§ **Tarefas propostas**
1 - Verta para o inglês a seguinte frase do trecho sobre leituras simultâneas: "Cada livro exige uma velocidade, um cuidado na leitura."
2 - No trecho sobre leituras simultâneas, qual é o título do livro de Colm Tóibin citado?
3 - Prossiga o trecho sobre leituras simultâneas a partir da última frase apresentada.

§ **Trecho para leitura**
* * *
Um dos maiores prazeres que tenho é o de ler uns dez livros simultaneamente. Claro que não leio todos com o mesmo ritmo, com a mesma regularidade ou a mesma atenção. Não tem problema. Cada livro exige uma velocidade, um cuidado na leitura. Trato cada um da sua maneira. Leio alguns anotando página por página, pregando post-its e decorando passagens; leio outros suavemente, do táxi ao clube, despreocupado se à noite já terei me esquecido do que li de manhã. Acho bacana misturar Plutarco e Allan Poe, Turguêniev e o The Hedonist's Guide to Tallin. Neste domingo, voltei mais cedo da praia e - empolgado com a quantidade de livros ao lado da minha cama - comecei a ler poucas páginas de cada um. E reli seqüências encantadoras, de autores e sobre assuntos totalmente diferentes.

O último livro que terminei está também junto com esses outros. É que continuo procurando os seus parágrafos mais marcantes. Eu já estava deslumbrando com Henry James, depois de ler The Europeans e Washington Square. Desconfiava que nenhum outro espírito pudesse ser mais fino do que o que escreveu esses pequenos livros. E as páginas que li de Portrait of a Lady me pareceram impecáveis - principalmente pelo ambiente. E passei semanas deslumbrado exatamente com esse aspecto do livro do Colm Tóibin, que descreve, digamos, romanceadamente talvez o período mais interessante da vida de Henry James. Abro agora o livro - O Mestre - numa página marcada, e encontro o motivo pelo qual James não conseguia situar seus romances na Nova Inglaterra: "Não havia soberano, nem corte, nem aristocracia, nem serviço diplomático, nem nobreza rural, nem castelos, nem herdades, nem velhas casas de campo, nem presbitérios, nem chalés com telhados de sapé, nem ruínas cobertas de hera; nenhuma catedral, abadia ou igrejinha normanda; nem literatura, nem romances, nem museus, nem quadros, nem sociedade política, nem classe esportiva. Para os romancistas, ele pensava, se essas coisas ficam de fora, tudo fica de fora. Não há sabor, não há vida a ser dramatizada, apenas escassez de sentimento representada por uma escassez de tradição".
* * *
§ **Dados fornecidos**
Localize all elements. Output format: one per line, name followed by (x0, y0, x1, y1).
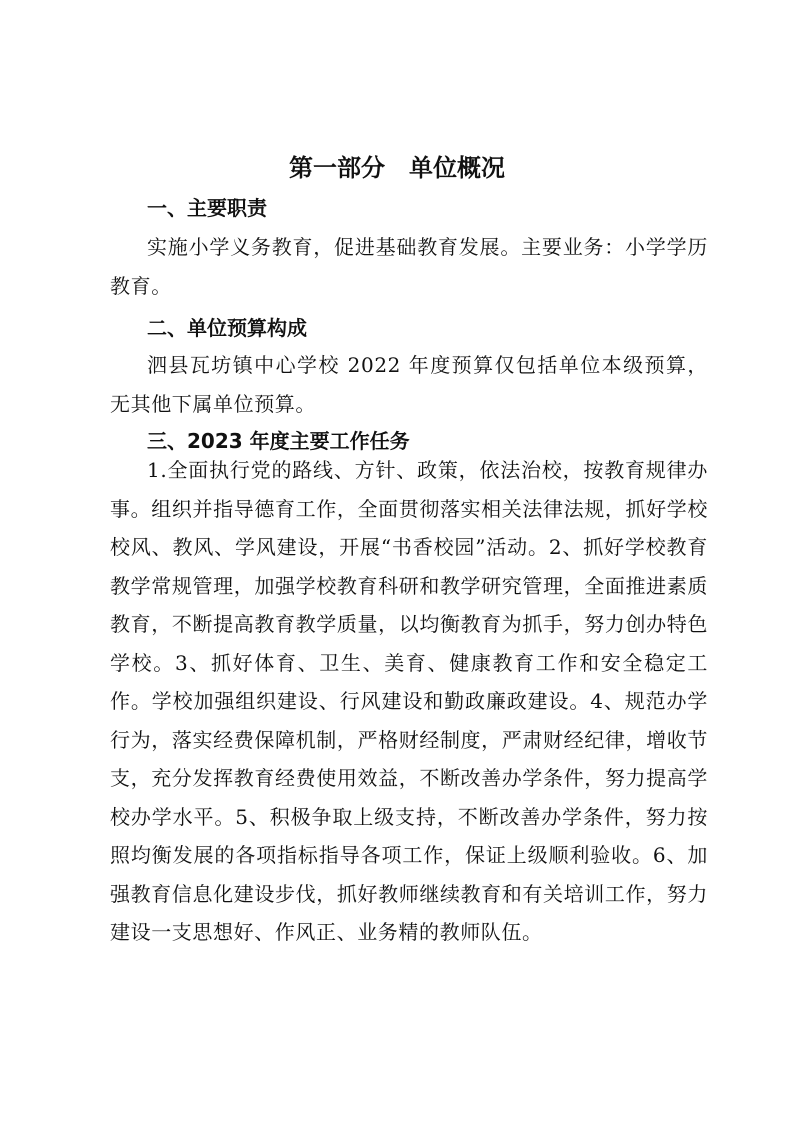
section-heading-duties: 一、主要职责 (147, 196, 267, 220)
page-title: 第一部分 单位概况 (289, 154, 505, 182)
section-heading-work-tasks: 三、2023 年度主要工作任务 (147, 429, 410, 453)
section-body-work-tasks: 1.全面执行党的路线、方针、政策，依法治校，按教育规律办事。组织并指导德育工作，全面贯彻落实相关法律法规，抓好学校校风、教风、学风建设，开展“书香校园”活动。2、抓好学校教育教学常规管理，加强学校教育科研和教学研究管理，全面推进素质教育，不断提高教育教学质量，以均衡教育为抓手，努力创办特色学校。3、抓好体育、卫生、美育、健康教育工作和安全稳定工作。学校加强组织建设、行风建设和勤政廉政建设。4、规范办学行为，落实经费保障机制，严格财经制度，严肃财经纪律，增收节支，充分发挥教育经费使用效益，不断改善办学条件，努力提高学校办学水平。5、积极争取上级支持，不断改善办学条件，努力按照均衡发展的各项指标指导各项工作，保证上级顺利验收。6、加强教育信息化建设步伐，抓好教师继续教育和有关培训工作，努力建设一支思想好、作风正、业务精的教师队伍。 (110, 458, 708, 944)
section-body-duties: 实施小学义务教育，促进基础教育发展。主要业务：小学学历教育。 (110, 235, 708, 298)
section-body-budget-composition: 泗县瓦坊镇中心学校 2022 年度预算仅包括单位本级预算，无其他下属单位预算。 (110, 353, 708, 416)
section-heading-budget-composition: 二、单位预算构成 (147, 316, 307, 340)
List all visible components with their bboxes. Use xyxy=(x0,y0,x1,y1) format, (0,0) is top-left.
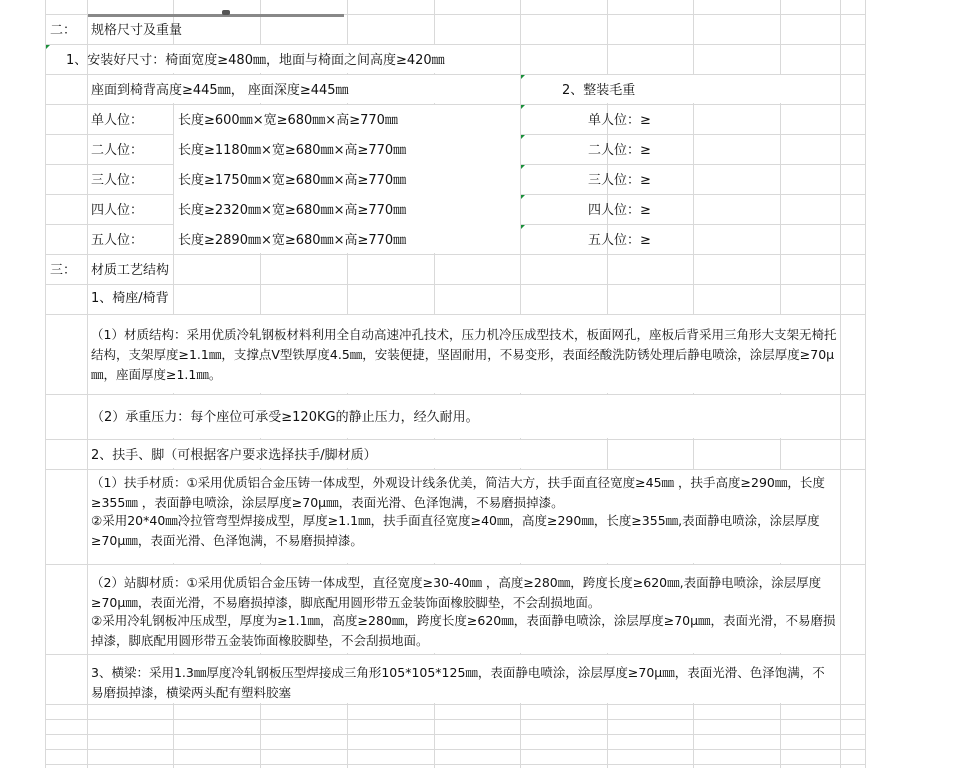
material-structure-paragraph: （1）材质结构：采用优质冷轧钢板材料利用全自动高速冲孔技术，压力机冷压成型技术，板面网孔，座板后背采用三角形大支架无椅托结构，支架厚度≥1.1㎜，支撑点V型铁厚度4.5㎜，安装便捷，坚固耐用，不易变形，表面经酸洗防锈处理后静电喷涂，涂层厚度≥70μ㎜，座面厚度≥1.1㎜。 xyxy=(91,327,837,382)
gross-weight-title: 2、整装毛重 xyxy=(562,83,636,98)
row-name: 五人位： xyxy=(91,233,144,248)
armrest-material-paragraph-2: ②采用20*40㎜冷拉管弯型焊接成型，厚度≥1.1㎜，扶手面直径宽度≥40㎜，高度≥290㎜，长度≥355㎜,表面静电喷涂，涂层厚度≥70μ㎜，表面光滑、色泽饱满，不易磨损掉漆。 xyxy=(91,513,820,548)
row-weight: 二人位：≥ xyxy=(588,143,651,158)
* * *
§ **Respostas aos problemas**
1 - Each book demands its own speed, its own care in reading.

2 - O Mestre.

3 -
O livro de Colm Tóibin exprime com precisão essa atmosfera em que vivia e sobre a qual escreveu Henry James. O Mestre tem o espírito da melhor literatura combinado com o estilo - com a descrição viva, forte - das mais famosas reportagens. Não há nenhuma linha em excesso; a principal marca do livro é a sua sutileza, a sua elegância, presente na prosa de Tóibin e na vida de James: a fluência do livro é quase mágica, porque transporta em silêncio o leitor para o cotidiano de James, ao mesmo tempo calmo e inquieto. Em Um peregrino apaixonado, aliás, encontrei praticamente todos os lugares pelos quais passei em janeiro, em Oxford: "Nenhum outro lugar na Europa, imagino, arranca de nosso bárbaro coração tamanha admiração apaixonada.". Os passeios eventuais pelos jardins do Christ Church - "o cenário à beira-rio mais doce, constante e juncado que o coração pode desejar" -, os chás em frente ao New College - "perecem lugares apropriados para que descansemos eternamente sobre o gramado, na ditosa esperança de que a vida não passe de um vasto jardim inglês e o tempo, de uma eterna tarde inglesa" -, e sobre o muro do St. John's, em frente ao apartamento em que fiquei: "essa sensação de isolamento atingiu o clímax, segundo me lembro, na última das três tardes, quando quedávamos sonhadores no jardim espaçoso do St. John's. De todos os lugares, a alta fachada desse college é a que mais imprime ao relvado um ar de propriedade". E assim continua a aventura do Peregrino Apaixonado pela Inglaterra.

Proust também escreveu - de forma absolutamente diferente, claro - sobre esse ambiente elegante e decadente, que serviu para muitos autores explorarem várias dimensões dramáticas. Releio agora Os prazeres e os dias, uma coleção quase juvenil de contos, ensaios e poemas que Proust escreveu entre 20 e 23 anos. A capacidade de expressar com lucidez sentimentos obscuros é evidente em todas as páginas de Proust. Já a abertura do livro - dedicado ao seu amigo Willie Heath - captura a essência dos personagens de Van Dyck: "A elegência deles, na verdade, como a sua [do seu amigo], reside menos na vestimenta do que no corpo, e o próprio corpo deles parece tê-las recebido e continuar incessantemente a recebê-la da alma: é uma elegância moral". Proust descobre expressões - como "elegância moral" - que às vezes nos parecem inéditas. Uma outra: "Jamais pintei a imortalidade senão em pessoas de consciência delicada. Muito frágeis para desejar o bem, nobres demais para deliciarem-se com o mal, não conhecendo senão o sofrimento, só pude falar delas com uma piedade demasiado sincera para que não purificasse estes pequenos ensaios". Apenas escrevendo "consciência delicada" Proust nos apresenta sensações raras, de uma categoria espiritual sempre difícil de encontrar.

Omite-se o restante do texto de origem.